Word for word, restate every line of the material.

Items from a figure collection:
○ ○ ○ ○ ○ ○ ○

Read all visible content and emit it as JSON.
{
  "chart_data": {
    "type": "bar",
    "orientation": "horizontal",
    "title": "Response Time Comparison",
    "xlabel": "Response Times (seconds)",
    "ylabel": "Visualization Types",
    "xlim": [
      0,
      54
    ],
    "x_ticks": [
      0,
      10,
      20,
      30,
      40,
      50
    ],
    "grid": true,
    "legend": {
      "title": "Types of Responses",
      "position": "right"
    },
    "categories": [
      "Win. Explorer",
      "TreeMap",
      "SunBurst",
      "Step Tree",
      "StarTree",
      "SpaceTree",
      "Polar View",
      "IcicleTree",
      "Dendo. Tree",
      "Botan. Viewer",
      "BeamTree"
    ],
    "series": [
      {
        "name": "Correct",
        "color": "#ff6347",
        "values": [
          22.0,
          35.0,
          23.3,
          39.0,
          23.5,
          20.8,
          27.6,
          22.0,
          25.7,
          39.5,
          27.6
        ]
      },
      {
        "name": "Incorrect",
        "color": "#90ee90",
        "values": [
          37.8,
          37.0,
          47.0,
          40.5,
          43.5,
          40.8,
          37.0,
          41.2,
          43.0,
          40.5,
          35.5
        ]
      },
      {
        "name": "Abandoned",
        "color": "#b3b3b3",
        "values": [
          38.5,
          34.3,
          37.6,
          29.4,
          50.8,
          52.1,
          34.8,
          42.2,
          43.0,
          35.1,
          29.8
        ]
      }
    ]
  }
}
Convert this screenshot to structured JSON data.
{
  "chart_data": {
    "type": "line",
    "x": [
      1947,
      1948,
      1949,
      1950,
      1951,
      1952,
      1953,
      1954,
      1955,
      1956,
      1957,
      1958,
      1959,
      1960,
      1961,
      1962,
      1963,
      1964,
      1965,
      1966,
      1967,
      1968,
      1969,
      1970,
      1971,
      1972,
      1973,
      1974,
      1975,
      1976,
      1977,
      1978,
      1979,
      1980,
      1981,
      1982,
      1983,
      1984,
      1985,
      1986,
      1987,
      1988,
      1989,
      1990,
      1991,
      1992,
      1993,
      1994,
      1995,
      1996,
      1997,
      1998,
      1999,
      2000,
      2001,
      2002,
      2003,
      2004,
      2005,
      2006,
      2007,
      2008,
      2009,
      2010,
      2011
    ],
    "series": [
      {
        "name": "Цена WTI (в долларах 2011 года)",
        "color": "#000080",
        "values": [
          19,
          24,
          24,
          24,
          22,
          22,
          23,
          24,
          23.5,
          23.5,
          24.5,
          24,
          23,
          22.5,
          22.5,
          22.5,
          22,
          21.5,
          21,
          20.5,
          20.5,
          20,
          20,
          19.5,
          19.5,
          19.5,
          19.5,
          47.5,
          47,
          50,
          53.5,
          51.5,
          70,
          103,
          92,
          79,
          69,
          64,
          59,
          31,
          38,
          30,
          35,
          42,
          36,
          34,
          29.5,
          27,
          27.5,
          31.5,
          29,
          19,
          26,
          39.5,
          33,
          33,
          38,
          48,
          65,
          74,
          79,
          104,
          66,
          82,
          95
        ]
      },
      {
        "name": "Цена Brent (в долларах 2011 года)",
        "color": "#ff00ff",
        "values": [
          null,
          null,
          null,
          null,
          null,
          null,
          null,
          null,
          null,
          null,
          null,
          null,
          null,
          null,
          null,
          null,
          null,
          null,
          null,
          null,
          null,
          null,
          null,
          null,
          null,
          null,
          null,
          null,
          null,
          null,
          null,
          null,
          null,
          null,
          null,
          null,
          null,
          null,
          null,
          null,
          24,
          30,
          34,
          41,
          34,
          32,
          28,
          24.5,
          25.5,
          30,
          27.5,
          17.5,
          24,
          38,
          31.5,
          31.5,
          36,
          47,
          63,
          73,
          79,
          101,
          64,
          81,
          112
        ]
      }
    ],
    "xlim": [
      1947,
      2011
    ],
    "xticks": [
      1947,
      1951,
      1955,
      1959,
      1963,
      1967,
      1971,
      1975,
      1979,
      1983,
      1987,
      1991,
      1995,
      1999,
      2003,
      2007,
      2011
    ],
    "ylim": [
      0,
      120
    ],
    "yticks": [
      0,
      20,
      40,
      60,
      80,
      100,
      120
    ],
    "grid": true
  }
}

○ ○ ○ ○ ○ ○ ○

* _Exercise response_:
Read all visible content and emit it as JSON.
{
  "chart_data": {
    "type": "bar",
    "orientation": "horizontal",
    "title": "Response Time Comparison",
    "xlabel": "Response Times (seconds)",
    "ylabel": "Visualization Types",
    "xlim": [
      0,
      54
    ],
    "x_ticks": [
      0,
      10,
      20,
      30,
      40,
      50
    ],
    "grid": true,
    "legend": {
      "title": "Types of Responses",
      "position": "right"
    },
    "categories": [
      "Win. Explorer",
      "TreeMap",
      "SunBurst",
      "Step Tree",
      "StarTree",
      "SpaceTree",
      "Polar View",
      "IcicleTree",
      "Dendo. Tree",
      "Botan. Viewer",
      "BeamTree"
    ],
    "series": [
      {
        "name": "Correct",
        "color": "#ff6347",
        "values": [
          22.0,
          35.0,
          23.3,
          39.0,
          23.5,
          20.8,
          27.6,
          22.0,
          25.7,
          39.5,
          27.6
        ]
      },
      {
        "name": "Incorrect",
        "color": "#90ee90",
        "values": [
          37.8,
          37.0,
          47.0,
          40.5,
          43.5,
          40.8,
          37.0,
          41.2,
          43.0,
          40.5,
          35.5
        ]
      },
      {
        "name": "Abandoned",
        "color": "#b3b3b3",
        "values": [
          38.5,
          34.3,
          37.6,
          29.4,
          50.8,
          52.1,
          34.8,
          42.2,
          43.0,
          35.1,
          29.8
        ]
      }
    ]
  }
}
Convert this screenshot to structured JSON data.
{
  "chart_data": {
    "type": "line",
    "x": [
      1947,
      1948,
      1949,
      1950,
      1951,
      1952,
      1953,
      1954,
      1955,
      1956,
      1957,
      1958,
      1959,
      1960,
      1961,
      1962,
      1963,
      1964,
      1965,
      1966,
      1967,
      1968,
      1969,
      1970,
      1971,
      1972,
      1973,
      1974,
      1975,
      1976,
      1977,
      1978,
      1979,
      1980,
      1981,
      1982,
      1983,
      1984,
      1985,
      1986,
      1987,
      1988,
      1989,
      1990,
      1991,
      1992,
      1993,
      1994,
      1995,
      1996,
      1997,
      1998,
      1999,
      2000,
      2001,
      2002,
      2003,
      2004,
      2005,
      2006,
      2007,
      2008,
      2009,
      2010,
      2011
    ],
    "series": [
      {
        "name": "Цена WTI (в долларах 2011 года)",
        "color": "#000080",
        "values": [
          19,
          24,
          24,
          24,
          22,
          22,
          23,
          24,
          23.5,
          23.5,
          24.5,
          24,
          23,
          22.5,
          22.5,
          22.5,
          22,
          21.5,
          21,
          20.5,
          20.5,
          20,
          20,
          19.5,
          19.5,
          19.5,
          19.5,
          47.5,
          47,
          50,
          53.5,
          51.5,
          70,
          103,
          92,
          79,
          69,
          64,
          59,
          31,
          38,
          30,
          35,
          42,
          36,
          34,
          29.5,
          27,
          27.5,
          31.5,
          29,
          19,
          26,
          39.5,
          33,
          33,
          38,
          48,
          65,
          74,
          79,
          104,
          66,
          82,
          95
        ]
      },
      {
        "name": "Цена Brent (в долларах 2011 года)",
        "color": "#ff00ff",
        "values": [
          null,
          null,
          null,
          null,
          null,
          null,
          null,
          null,
          null,
          null,
          null,
          null,
          null,
          null,
          null,
          null,
          null,
          null,
          null,
          null,
          null,
          null,
          null,
          null,
          null,
          null,
          null,
          null,
          null,
          null,
          null,
          null,
          null,
          null,
          null,
          null,
          null,
          null,
          null,
          null,
          24,
          30,
          34,
          41,
          34,
          32,
          28,
          24.5,
          25.5,
          30,
          27.5,
          17.5,
          24,
          38,
          31.5,
          31.5,
          36,
          47,
          63,
          73,
          79,
          101,
          64,
          81,
          112
        ]
      }
    ],
    "xlim": [
      1947,
      2011
    ],
    "xticks": [
      1947,
      1951,
      1955,
      1959,
      1963,
      1967,
      1971,
      1975,
      1979,
      1983,
      1987,
      1991,
      1995,
      1999,
      2003,
      2007,
      2011
    ],
    "ylim": [
      0,
      120
    ],
    "yticks": [
      0,
      20,
      40,
      60,
      80,
      100,
      120
    ],
    "grid": true
  }
}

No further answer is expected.